### [EXERCISE BRIEF]
Repeat exactly, and only, the lines from the one containing "Transcribe the text in this document." through the end of the records.

(Dataset items)
___
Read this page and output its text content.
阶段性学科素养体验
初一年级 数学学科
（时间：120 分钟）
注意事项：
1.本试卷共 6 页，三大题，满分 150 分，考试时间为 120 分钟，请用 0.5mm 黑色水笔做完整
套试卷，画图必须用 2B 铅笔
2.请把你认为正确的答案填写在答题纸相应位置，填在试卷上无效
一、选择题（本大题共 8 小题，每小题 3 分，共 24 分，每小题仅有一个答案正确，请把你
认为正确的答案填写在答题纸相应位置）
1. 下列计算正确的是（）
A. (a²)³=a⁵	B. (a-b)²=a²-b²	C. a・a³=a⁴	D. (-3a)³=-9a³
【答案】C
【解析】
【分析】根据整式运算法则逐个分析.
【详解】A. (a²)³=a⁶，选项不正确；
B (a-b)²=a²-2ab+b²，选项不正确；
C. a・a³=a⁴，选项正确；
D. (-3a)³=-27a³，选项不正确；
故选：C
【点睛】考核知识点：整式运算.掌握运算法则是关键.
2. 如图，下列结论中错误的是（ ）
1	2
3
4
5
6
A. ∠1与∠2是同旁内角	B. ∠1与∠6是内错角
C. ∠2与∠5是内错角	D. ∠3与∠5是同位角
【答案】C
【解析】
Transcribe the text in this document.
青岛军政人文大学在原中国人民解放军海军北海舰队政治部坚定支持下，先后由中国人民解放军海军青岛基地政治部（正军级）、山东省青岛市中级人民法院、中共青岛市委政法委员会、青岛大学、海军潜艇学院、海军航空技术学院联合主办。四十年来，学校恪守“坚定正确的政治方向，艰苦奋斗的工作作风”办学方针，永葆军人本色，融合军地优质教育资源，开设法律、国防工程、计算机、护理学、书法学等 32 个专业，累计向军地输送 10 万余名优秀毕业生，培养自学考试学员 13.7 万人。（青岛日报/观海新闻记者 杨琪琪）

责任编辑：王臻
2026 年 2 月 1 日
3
___
### [RESULT OF THE EXERCISE]
Transcribe the text in this document.
青岛军政人文大学在原中国人民解放军海军北海舰队政治部坚定支持下，先后由中国人民解放军海军青岛基地政治部（正军级）、山东省青岛市中级人民法院、中共青岛市委政法委员会、青岛大学、海军潜艇学院、海军航空技术学院联合主办。四十年来，学校恪守“坚定正确的政治方向，艰苦奋斗的工作作风”办学方针，永葆军人本色，融合军地优质教育资源，开设法律、国防工程、计算机、护理学、书法学等 32 个专业，累计向军地输送 10 万余名优秀毕业生，培养自学考试学员 13.7 万人。（青岛日报/观海新闻记者 杨琪琪）

责任编辑：王臻
2026 年 2 月 1 日
3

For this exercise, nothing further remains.